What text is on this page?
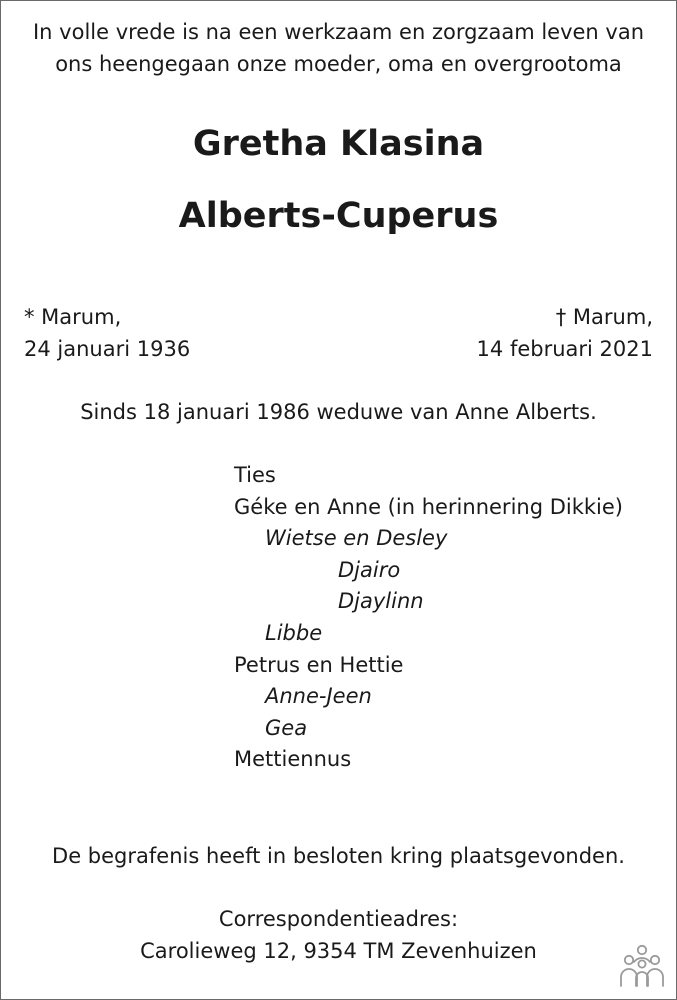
In volle vrede is na een werkzaam en zorgzaam leven van

ons heengegaan onze moeder, oma en overgrootoma

Gretha Klasina
Alberts-Cuperus

* Marum,

24 januari 1936

† Marum,

14 februari 2021

Sinds 18 januari 1986 weduwe van Anne Alberts.

Ties

Géke en Anne (in herinnering Dikkie)

Wietse en Desley

Djairo

Djaylinn

Libbe

Petrus en Hettie

Anne-Jeen

Gea

Mettiennus

De begrafenis heeft in besloten kring plaatsgevonden.

Correspondentieadres:

Carolieweg 12, 9354 TM Zevenhuizen
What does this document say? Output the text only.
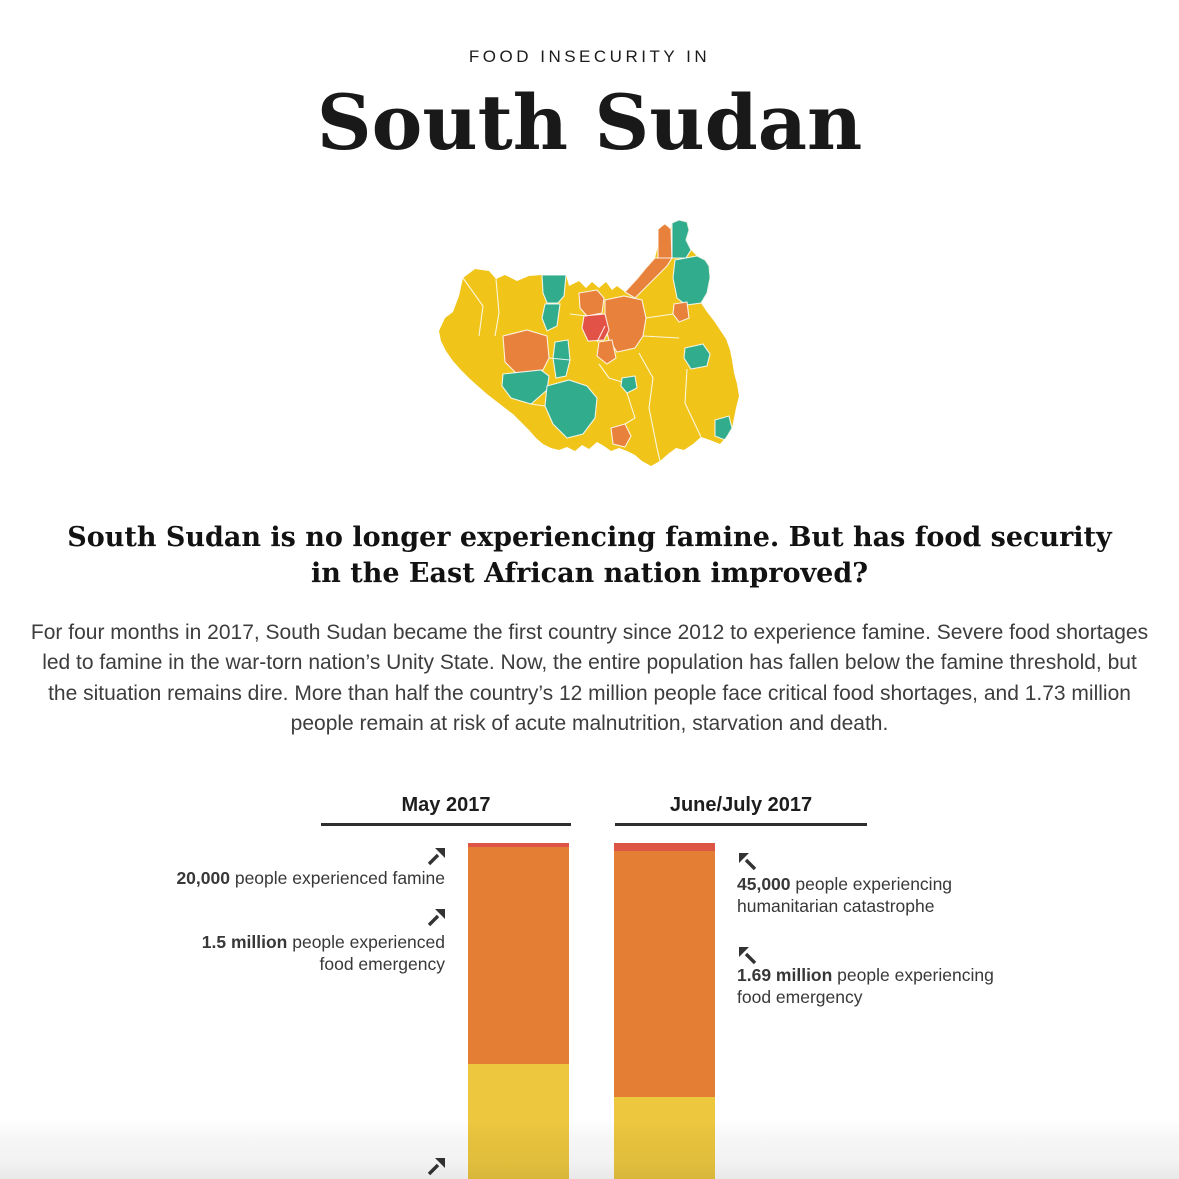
FOOD INSECURITY IN
South Sudan
South Sudan is no longer experiencing famine. But has food security in the East African nation improved?

For four months in 2017, South Sudan became the first country since 2012 to experience famine. Severe food shortages led to famine in the war-torn nation’s Unity State. Now, the entire population has fallen below the famine threshold, but the situation remains dire. More than half the country’s 12 million people face critical food shortages, and 1.73 million people remain at risk of acute malnutrition, starvation and death.

May 2017	June/July 2017
20,000 people experienced famine
1.5 million people experienced
food emergency
45,000 people experiencing
humanitarian catastrophe
1.69 million people experiencing
food emergency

::::::

Find the line containing "What does this" in the listing above. Please restate word for word that line through the last one, leaving out the pictures.

* **Completed task**:
What does this document say? Output the text only.
FOOD INSECURITY IN
South Sudan
South Sudan is no longer experiencing famine. But has food security in the East African nation improved?

For four months in 2017, South Sudan became the first country since 2012 to experience famine. Severe food shortages led to famine in the war-torn nation’s Unity State. Now, the entire population has fallen below the famine threshold, but the situation remains dire. More than half the country’s 12 million people face critical food shortages, and 1.73 million people remain at risk of acute malnutrition, starvation and death.

May 2017	June/July 2017
20,000 people experienced famine
1.5 million people experienced
food emergency
45,000 people experiencing
humanitarian catastrophe
1.69 million people experiencing
food emergency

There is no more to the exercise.